[Start of ENTRIES SUPPLIED]

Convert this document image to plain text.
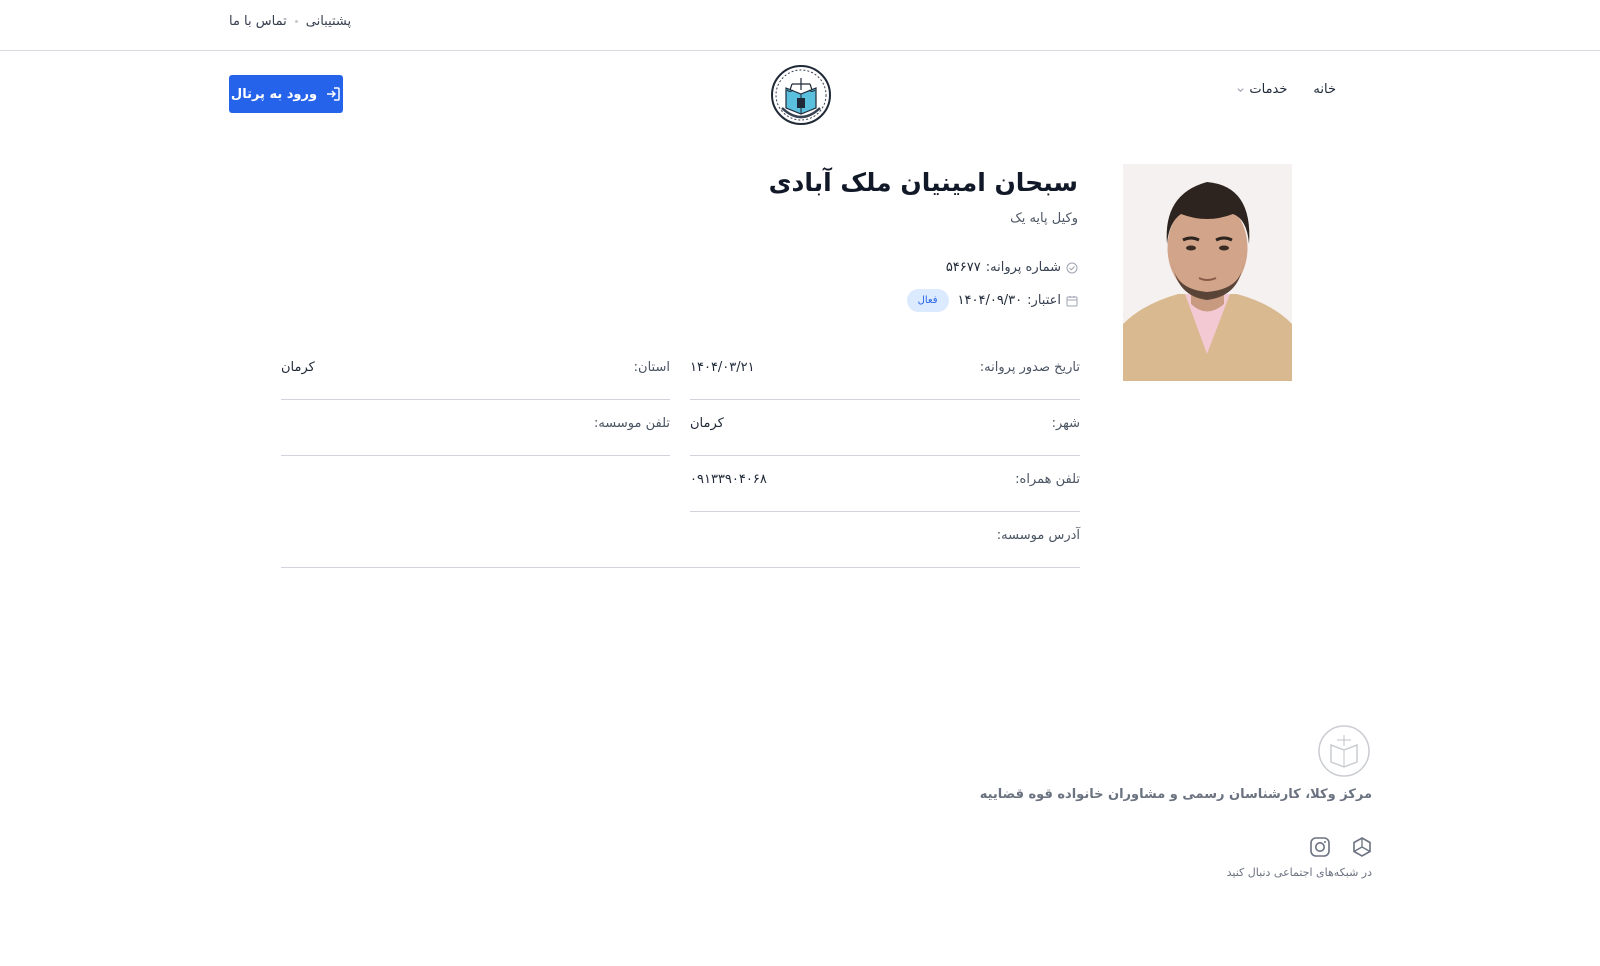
تماس با ما پشتیبانی
خانه
خدمات
ورود به پرتال
سبحان امینیان ملک آبادی
وکیل پایه یک
شماره پروانه:
۵۴۶۷۷
اعتبار:
۱۴۰۴/۰۹/۳۰
فعال
تاریخ صدور پروانه:
۱۴۰۴/۰۳/۲۱
استان:
کرمان
شهر:
کرمان
تلفن موسسه:
تلفن همراه:
۰۹۱۳۳۹۰۴۰۶۸
آدرس موسسه:
مرکز وکلا، کارشناسان رسمی و مشاوران خانواده قوه قضاییه
در شبکه‌های اجتماعی دنبال کنید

[End of ENTRIES SUPPLIED]

** TASK BRIEF **
Write out all the entries again, word for word, and print no images.

** TASK RESPONSE **
Convert this document image to plain text.
تماس با ما پشتیبانی
خانه
خدمات
ورود به پرتال
سبحان امینیان ملک آبادی
وکیل پایه یک
شماره پروانه:
۵۴۶۷۷
اعتبار:
۱۴۰۴/۰۹/۳۰
فعال
تاریخ صدور پروانه:
۱۴۰۴/۰۳/۲۱
استان:
کرمان
شهر:
کرمان
تلفن موسسه:
تلفن همراه:
۰۹۱۳۳۹۰۴۰۶۸
آدرس موسسه:
مرکز وکلا، کارشناسان رسمی و مشاوران خانواده قوه قضاییه
در شبکه‌های اجتماعی دنبال کنید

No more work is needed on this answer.